Copy out each line of the data that holds the word "הספר".

■ **RECORDS FOR THE EXERCISE**
::::::::::

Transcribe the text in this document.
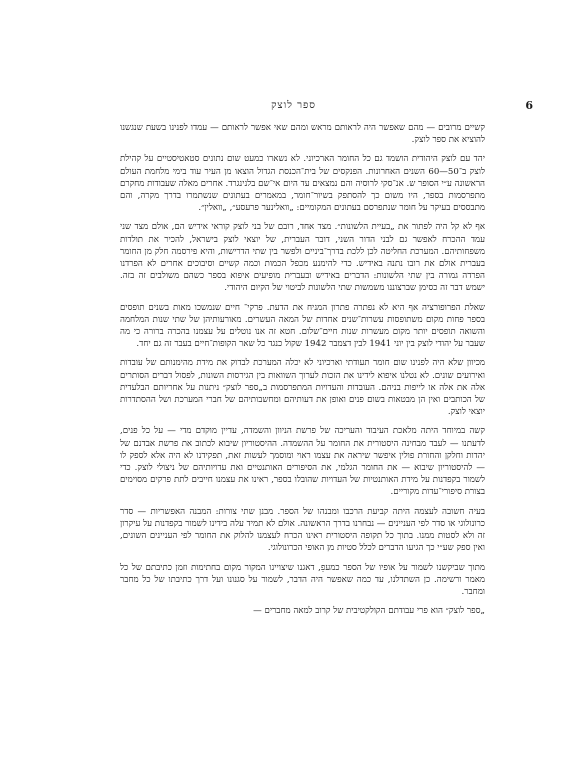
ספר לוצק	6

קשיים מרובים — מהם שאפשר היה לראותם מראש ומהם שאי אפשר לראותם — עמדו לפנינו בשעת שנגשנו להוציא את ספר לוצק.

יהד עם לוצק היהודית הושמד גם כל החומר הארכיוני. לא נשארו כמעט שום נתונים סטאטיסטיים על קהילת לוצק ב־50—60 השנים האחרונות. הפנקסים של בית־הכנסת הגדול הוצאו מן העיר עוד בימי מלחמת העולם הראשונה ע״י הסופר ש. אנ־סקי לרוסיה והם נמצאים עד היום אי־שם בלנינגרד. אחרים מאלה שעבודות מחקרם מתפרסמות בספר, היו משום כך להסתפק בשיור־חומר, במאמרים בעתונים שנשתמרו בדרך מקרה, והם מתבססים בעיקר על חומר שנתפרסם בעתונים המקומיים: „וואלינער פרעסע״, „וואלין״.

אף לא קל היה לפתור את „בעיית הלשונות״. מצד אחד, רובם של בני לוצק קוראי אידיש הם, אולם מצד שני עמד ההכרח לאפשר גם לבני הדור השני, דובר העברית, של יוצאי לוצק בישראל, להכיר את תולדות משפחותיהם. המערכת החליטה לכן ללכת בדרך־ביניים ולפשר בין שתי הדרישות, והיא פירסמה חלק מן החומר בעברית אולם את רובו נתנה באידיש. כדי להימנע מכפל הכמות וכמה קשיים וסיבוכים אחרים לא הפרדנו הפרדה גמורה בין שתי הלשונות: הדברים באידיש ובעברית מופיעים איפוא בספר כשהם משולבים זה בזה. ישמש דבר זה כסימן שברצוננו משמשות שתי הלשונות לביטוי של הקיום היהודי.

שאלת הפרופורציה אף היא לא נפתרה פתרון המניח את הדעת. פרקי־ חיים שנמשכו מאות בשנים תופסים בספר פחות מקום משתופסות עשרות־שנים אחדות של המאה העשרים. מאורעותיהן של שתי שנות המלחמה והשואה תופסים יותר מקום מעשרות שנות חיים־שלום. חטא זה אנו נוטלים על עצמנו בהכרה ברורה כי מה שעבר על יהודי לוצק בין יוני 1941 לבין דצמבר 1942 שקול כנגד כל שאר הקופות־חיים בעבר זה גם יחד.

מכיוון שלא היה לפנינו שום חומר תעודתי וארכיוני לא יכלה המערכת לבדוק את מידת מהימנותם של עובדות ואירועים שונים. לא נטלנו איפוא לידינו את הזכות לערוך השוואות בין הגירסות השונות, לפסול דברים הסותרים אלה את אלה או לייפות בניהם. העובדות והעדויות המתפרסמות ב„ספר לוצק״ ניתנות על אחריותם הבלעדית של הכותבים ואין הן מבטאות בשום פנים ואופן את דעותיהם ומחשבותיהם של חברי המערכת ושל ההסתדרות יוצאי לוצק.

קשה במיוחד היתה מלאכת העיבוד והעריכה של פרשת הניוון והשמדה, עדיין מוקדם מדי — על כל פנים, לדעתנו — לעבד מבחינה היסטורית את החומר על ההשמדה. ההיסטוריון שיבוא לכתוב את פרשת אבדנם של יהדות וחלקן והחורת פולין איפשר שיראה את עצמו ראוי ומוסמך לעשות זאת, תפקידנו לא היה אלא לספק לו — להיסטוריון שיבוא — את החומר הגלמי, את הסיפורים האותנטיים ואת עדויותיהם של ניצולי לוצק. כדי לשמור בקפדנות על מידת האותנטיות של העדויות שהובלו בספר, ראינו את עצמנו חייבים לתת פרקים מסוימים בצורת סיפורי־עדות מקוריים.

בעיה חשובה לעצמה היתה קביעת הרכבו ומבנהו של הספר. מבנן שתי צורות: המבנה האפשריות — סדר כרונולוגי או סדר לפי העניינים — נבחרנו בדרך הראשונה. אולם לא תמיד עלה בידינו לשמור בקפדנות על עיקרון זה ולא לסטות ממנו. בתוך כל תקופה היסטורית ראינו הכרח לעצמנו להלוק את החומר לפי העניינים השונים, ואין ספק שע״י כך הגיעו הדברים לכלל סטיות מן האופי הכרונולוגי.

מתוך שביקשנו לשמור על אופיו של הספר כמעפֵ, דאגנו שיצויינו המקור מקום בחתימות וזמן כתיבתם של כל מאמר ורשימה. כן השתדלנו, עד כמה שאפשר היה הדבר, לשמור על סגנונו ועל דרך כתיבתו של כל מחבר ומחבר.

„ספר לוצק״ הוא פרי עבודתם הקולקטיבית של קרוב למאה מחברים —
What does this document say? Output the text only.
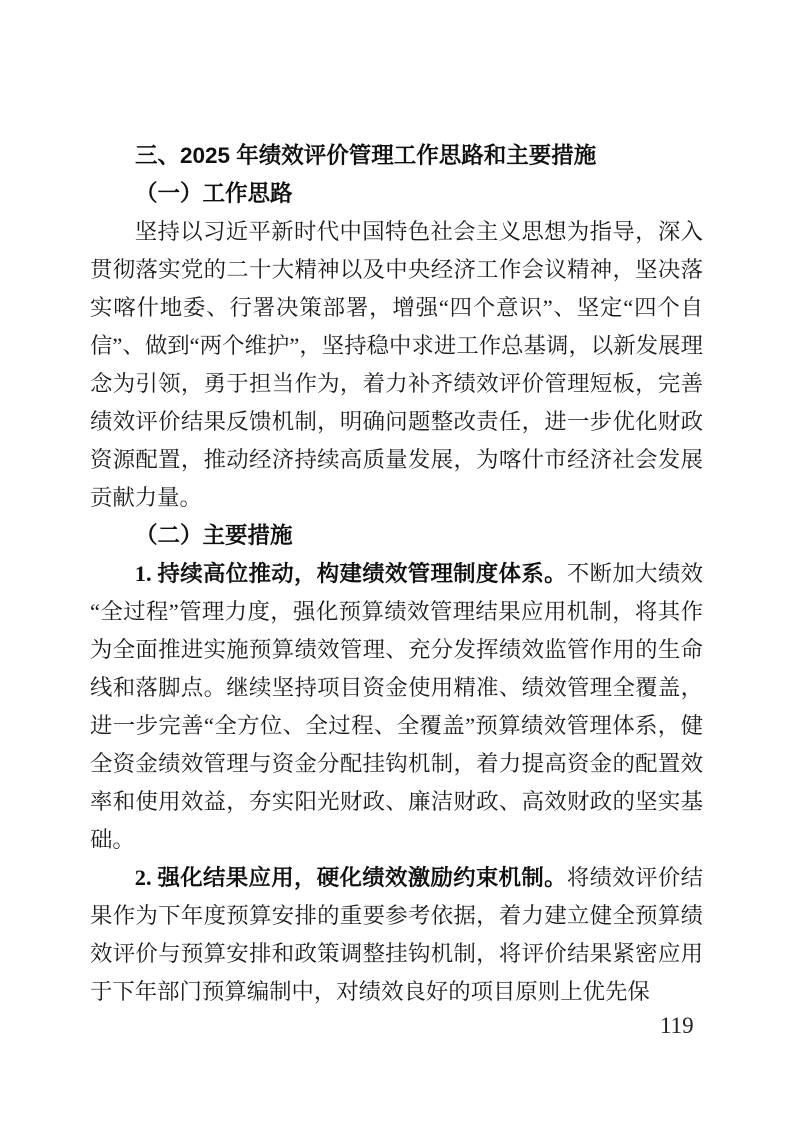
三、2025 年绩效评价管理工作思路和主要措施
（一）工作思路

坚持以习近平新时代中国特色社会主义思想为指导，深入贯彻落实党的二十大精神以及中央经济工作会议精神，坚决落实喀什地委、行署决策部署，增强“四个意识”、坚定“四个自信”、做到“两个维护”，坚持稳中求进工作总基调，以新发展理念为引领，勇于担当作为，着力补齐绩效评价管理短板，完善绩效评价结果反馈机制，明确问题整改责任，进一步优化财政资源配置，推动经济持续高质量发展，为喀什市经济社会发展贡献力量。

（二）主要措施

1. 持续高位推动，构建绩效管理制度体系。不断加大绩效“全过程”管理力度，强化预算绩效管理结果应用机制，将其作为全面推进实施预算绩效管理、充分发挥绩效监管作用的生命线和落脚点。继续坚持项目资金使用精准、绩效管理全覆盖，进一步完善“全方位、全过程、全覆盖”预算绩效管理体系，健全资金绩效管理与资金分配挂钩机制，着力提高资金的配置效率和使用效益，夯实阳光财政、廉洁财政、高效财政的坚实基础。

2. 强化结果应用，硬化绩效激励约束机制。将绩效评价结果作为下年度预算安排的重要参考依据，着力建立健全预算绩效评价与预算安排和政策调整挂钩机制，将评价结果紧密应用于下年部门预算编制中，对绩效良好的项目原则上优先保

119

::::::::::

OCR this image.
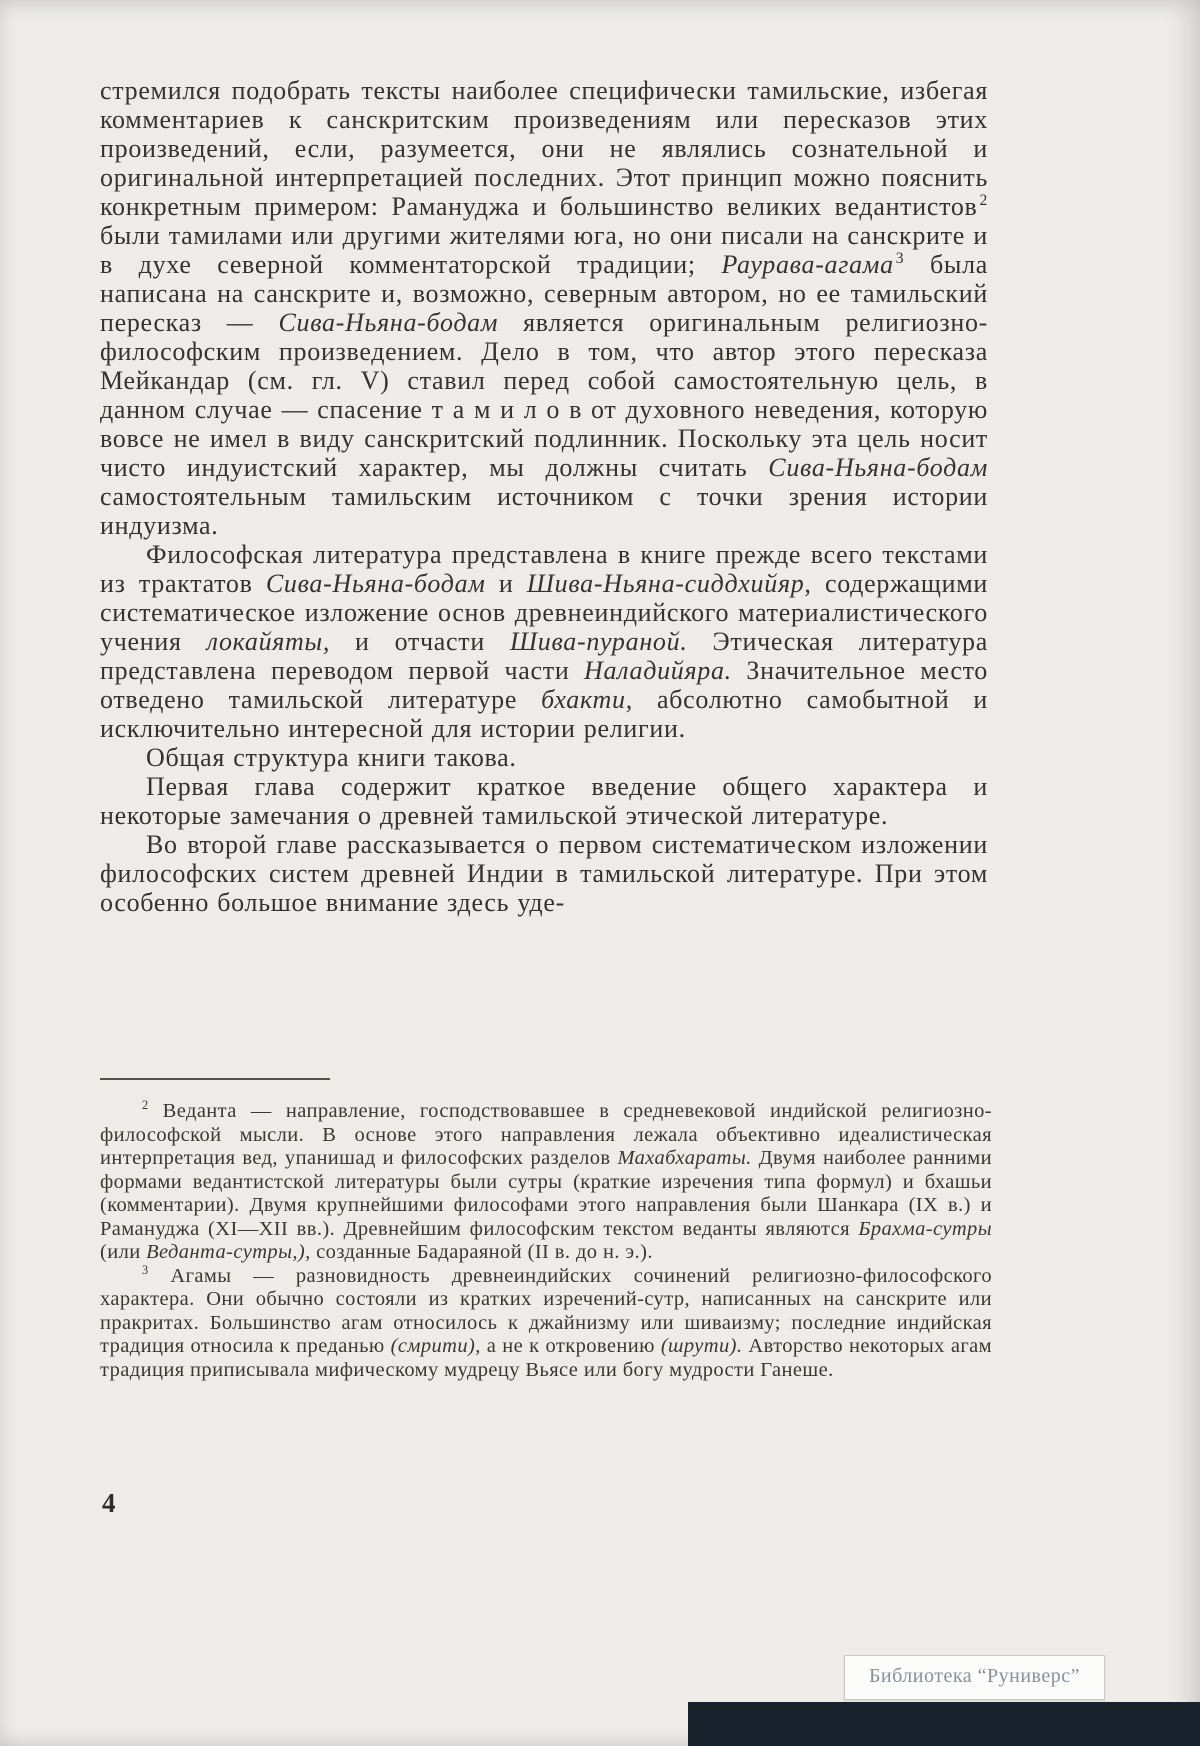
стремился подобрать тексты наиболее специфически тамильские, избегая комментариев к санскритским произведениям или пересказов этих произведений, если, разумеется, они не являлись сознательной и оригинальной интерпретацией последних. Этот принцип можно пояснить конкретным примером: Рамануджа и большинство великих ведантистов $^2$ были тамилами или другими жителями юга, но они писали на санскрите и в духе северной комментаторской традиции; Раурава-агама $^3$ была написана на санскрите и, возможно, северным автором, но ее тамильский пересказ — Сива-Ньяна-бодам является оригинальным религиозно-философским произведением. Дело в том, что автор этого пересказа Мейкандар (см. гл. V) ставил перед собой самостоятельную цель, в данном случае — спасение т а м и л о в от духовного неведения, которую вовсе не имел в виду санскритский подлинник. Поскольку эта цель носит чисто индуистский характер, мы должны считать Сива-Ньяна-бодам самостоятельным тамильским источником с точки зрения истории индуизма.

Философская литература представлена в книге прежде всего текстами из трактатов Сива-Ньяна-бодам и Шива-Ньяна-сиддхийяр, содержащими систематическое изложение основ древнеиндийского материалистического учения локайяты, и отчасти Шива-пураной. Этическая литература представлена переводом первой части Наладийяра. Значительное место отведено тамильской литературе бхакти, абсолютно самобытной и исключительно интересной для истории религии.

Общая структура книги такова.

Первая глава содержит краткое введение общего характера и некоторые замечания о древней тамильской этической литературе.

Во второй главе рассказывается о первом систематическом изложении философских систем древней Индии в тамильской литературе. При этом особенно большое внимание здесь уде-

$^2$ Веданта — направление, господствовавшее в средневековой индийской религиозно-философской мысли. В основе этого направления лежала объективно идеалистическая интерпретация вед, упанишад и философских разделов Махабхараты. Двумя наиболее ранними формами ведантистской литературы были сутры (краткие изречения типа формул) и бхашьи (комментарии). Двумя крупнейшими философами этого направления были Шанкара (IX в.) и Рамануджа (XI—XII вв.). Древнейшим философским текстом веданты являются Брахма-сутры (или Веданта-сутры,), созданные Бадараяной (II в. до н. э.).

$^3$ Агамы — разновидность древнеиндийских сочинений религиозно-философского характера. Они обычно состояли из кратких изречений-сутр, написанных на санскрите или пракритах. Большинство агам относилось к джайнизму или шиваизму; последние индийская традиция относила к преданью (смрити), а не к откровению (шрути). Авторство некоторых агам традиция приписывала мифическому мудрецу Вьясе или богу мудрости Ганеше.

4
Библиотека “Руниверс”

::::::::::

■ **TASK ANSWER**
בעיה חשובה לעצמה היתה קביעת הרכבו ומבנהו של הספר. מבנן שתי צורות: המבנה האפשריות — סדר כרונולוגי או סדר לפי העניינים — נבחרנו בדרך הראשונה. אולם לא תמיד עלה בידינו לשמור בקפדנות על עיקרון זה ולא לסטות ממנו. בתוך כל תקופה היסטורית ראינו הכרח לעצמנו להלוק את החומר לפי העניינים השונים, ואין ספק שע״י כך הגיעו הדברים לכלל סטיות מן האופי הכרונולוגי.
מתוך שביקשנו לשמור על אופיו של הספר כמעפֵ, דאגנו שיצויינו המקור מקום בחתימות וזמן כתיבתם של כל מאמר ורשימה. כן השתדלנו, עד כמה שאפשר היה הדבר, לשמור על סגנונו ועל דרך כתיבתו של כל מחבר ומחבר.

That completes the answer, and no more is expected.